Saved entries:
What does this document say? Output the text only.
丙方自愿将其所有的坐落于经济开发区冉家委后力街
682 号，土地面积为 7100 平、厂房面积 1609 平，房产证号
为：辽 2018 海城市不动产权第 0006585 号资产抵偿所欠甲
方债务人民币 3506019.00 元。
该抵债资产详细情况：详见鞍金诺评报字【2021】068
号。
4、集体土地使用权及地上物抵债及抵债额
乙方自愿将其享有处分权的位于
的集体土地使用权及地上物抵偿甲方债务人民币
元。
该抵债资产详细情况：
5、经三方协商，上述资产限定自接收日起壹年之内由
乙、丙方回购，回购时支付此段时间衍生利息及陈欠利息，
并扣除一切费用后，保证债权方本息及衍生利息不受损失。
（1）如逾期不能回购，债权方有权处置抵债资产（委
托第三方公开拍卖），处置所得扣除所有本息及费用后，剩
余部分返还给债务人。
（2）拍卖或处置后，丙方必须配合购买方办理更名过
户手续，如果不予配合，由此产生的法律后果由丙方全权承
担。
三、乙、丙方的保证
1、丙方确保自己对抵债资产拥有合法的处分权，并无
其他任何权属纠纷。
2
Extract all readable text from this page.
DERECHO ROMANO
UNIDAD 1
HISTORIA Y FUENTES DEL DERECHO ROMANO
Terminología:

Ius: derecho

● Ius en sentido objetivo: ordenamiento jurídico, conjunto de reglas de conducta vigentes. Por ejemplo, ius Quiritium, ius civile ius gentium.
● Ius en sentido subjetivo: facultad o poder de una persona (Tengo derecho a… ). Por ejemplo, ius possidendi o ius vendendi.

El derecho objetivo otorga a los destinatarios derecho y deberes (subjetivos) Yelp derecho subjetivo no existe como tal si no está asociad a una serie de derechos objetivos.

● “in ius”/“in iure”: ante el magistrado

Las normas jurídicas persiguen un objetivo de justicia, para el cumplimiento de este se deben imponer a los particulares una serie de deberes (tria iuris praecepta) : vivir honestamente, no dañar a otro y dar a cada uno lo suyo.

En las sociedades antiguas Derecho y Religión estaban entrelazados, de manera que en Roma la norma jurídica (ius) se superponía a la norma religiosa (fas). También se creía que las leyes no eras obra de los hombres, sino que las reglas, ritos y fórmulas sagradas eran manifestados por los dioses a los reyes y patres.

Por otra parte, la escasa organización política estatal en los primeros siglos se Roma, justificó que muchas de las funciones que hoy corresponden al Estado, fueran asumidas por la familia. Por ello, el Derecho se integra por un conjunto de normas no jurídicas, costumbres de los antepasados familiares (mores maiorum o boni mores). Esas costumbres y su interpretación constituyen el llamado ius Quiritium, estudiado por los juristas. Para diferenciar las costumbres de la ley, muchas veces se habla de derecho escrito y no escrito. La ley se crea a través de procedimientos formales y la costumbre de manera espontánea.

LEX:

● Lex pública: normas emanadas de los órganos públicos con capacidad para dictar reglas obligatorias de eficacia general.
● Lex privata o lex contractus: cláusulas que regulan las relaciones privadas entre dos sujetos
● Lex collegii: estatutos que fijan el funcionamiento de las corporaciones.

What is asked: All of the entries above should be written out again exactly.

Response:
What does this document say? Output the text only.
丙方自愿将其所有的坐落于经济开发区冉家委后力街
682 号，土地面积为 7100 平、厂房面积 1609 平，房产证号
为：辽 2018 海城市不动产权第 0006585 号资产抵偿所欠甲
方债务人民币 3506019.00 元。
该抵债资产详细情况：详见鞍金诺评报字【2021】068
号。
4、集体土地使用权及地上物抵债及抵债额
乙方自愿将其享有处分权的位于
的集体土地使用权及地上物抵偿甲方债务人民币
元。
该抵债资产详细情况：
5、经三方协商，上述资产限定自接收日起壹年之内由
乙、丙方回购，回购时支付此段时间衍生利息及陈欠利息，
并扣除一切费用后，保证债权方本息及衍生利息不受损失。
（1）如逾期不能回购，债权方有权处置抵债资产（委
托第三方公开拍卖），处置所得扣除所有本息及费用后，剩
余部分返还给债务人。
（2）拍卖或处置后，丙方必须配合购买方办理更名过
户手续，如果不予配合，由此产生的法律后果由丙方全权承
担。
三、乙、丙方的保证
1、丙方确保自己对抵债资产拥有合法的处分权，并无
其他任何权属纠纷。
2
Extract all readable text from this page.
DERECHO ROMANO
UNIDAD 1
HISTORIA Y FUENTES DEL DERECHO ROMANO
Terminología:

Ius: derecho

● Ius en sentido objetivo: ordenamiento jurídico, conjunto de reglas de conducta vigentes. Por ejemplo, ius Quiritium, ius civile ius gentium.
● Ius en sentido subjetivo: facultad o poder de una persona (Tengo derecho a… ). Por ejemplo, ius possidendi o ius vendendi.

El derecho objetivo otorga a los destinatarios derecho y deberes (subjetivos) Yelp derecho subjetivo no existe como tal si no está asociad a una serie de derechos objetivos.

● “in ius”/“in iure”: ante el magistrado

Las normas jurídicas persiguen un objetivo de justicia, para el cumplimiento de este se deben imponer a los particulares una serie de deberes (tria iuris praecepta) : vivir honestamente, no dañar a otro y dar a cada uno lo suyo.

En las sociedades antiguas Derecho y Religión estaban entrelazados, de manera que en Roma la norma jurídica (ius) se superponía a la norma religiosa (fas). También se creía que las leyes no eras obra de los hombres, sino que las reglas, ritos y fórmulas sagradas eran manifestados por los dioses a los reyes y patres.

Por otra parte, la escasa organización política estatal en los primeros siglos se Roma, justificó que muchas de las funciones que hoy corresponden al Estado, fueran asumidas por la familia. Por ello, el Derecho se integra por un conjunto de normas no jurídicas, costumbres de los antepasados familiares (mores maiorum o boni mores). Esas costumbres y su interpretación constituyen el llamado ius Quiritium, estudiado por los juristas. Para diferenciar las costumbres de la ley, muchas veces se habla de derecho escrito y no escrito. La ley se crea a través de procedimientos formales y la costumbre de manera espontánea.

LEX:

● Lex pública: normas emanadas de los órganos públicos con capacidad para dictar reglas obligatorias de eficacia general.
● Lex privata o lex contractus: cláusulas que regulan las relaciones privadas entre dos sujetos
● Lex collegii: estatutos que fijan el funcionamiento de las corporaciones.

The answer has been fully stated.